Stored data
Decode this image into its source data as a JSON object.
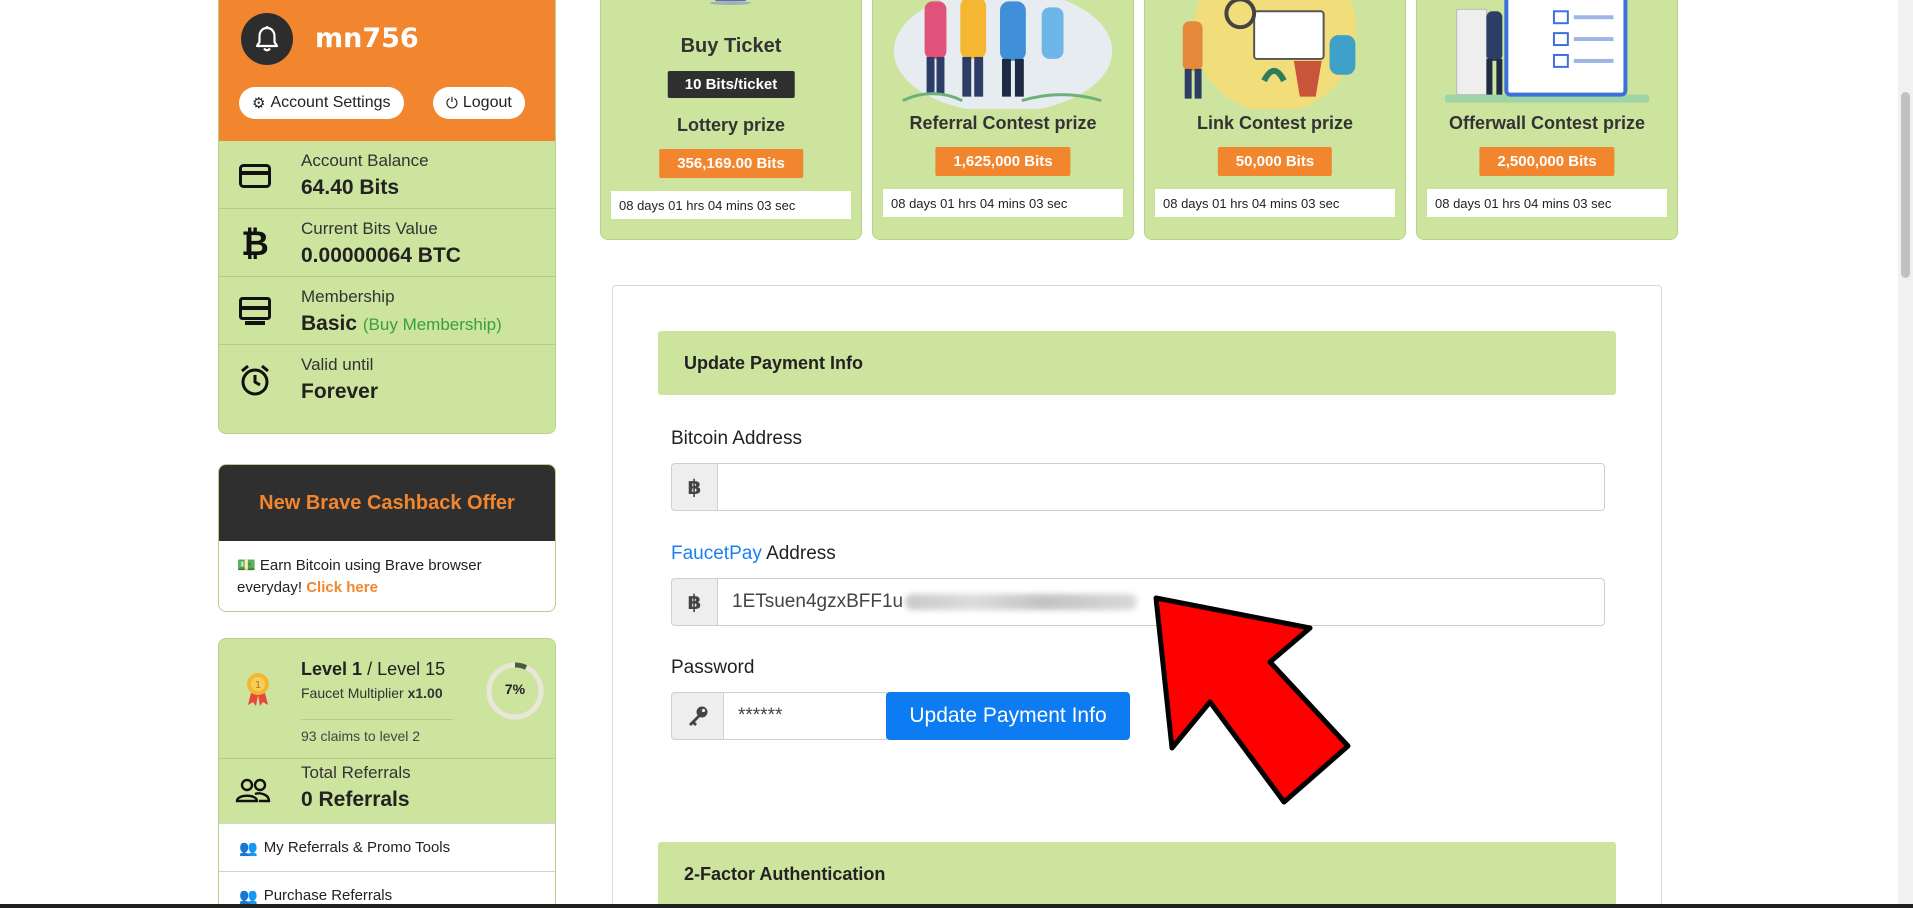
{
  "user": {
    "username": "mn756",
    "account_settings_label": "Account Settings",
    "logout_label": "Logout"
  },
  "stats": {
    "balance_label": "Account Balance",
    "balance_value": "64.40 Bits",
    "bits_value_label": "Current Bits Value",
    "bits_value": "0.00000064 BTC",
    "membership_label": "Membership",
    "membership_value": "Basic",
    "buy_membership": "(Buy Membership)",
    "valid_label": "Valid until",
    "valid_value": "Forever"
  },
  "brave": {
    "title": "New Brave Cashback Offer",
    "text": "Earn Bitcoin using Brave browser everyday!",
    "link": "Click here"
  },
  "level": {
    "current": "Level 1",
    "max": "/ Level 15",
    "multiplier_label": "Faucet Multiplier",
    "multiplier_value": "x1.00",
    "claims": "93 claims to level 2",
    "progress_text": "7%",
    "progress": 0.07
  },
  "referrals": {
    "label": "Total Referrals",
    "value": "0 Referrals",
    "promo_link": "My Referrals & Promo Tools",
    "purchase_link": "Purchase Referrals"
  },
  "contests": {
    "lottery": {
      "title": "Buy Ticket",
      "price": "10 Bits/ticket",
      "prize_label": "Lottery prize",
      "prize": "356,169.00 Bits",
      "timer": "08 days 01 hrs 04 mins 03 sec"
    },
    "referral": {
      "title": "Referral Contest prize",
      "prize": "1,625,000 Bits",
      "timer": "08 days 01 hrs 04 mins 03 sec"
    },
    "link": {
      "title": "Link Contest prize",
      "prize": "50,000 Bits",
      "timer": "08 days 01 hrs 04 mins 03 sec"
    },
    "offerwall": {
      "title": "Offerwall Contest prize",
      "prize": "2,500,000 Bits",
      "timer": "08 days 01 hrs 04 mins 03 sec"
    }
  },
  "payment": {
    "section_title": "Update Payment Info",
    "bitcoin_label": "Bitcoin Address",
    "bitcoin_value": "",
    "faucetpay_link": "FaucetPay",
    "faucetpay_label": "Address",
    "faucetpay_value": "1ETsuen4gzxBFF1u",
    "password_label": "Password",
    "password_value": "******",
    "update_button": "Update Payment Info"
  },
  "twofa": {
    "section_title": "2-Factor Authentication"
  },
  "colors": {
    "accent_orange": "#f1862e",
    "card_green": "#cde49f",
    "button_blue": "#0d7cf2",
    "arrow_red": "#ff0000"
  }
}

Exercise instructions:
Lines that hold the word "prize" are the ones to return, every one of them.

Response:
      "prize_label": "Lottery prize",
      "prize": "356,169.00 Bits",
      "title": "Referral Contest prize",
      "prize": "1,625,000 Bits",
      "title": "Link Contest prize",
      "prize": "50,000 Bits",
      "title": "Offerwall Contest prize",
      "prize": "2,500,000 Bits",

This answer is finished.